Print the stretch of the records from the line containing "y-tick-label-5: 360 (61, 104, 88, 120)" through the line containing "x-tick-label-2: 4 (253, 353, 262, 369)", reproducing each line character for character and nothing else.

> _RECORDED DATA_:
-=-=-

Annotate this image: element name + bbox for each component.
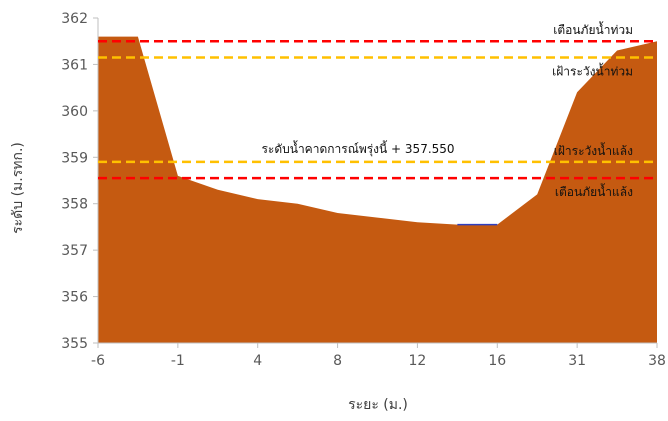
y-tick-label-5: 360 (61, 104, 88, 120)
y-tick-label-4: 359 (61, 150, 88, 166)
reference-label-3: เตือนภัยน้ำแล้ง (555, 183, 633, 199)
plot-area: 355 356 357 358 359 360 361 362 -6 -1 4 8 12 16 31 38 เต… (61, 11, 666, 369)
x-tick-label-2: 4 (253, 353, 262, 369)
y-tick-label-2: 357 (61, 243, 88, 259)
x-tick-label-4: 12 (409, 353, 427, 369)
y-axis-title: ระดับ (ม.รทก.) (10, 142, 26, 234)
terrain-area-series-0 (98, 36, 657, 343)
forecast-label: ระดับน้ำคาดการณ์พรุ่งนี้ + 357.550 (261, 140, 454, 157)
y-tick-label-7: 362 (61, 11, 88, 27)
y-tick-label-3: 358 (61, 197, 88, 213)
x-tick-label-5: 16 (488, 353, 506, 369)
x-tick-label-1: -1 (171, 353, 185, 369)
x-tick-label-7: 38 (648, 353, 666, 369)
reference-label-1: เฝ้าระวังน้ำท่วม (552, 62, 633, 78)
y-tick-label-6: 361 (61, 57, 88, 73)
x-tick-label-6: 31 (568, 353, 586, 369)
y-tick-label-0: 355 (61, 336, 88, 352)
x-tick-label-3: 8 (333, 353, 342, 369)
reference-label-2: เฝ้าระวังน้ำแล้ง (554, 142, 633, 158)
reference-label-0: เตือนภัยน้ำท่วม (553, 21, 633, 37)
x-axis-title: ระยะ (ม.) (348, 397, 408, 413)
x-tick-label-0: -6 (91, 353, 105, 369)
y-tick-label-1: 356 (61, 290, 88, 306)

-=-=-

> _THE REPLY_:
y-tick-label-5: 360 (61, 104, 88, 120)
y-tick-label-4: 359 (61, 150, 88, 166)
reference-label-3: เตือนภัยน้ำแล้ง (555, 183, 633, 199)
plot-area: 355 356 357 358 359 360 361 362 -6 -1 4 8 12 16 31 38 เต… (61, 11, 666, 369)
x-tick-label-2: 4 (253, 353, 262, 369)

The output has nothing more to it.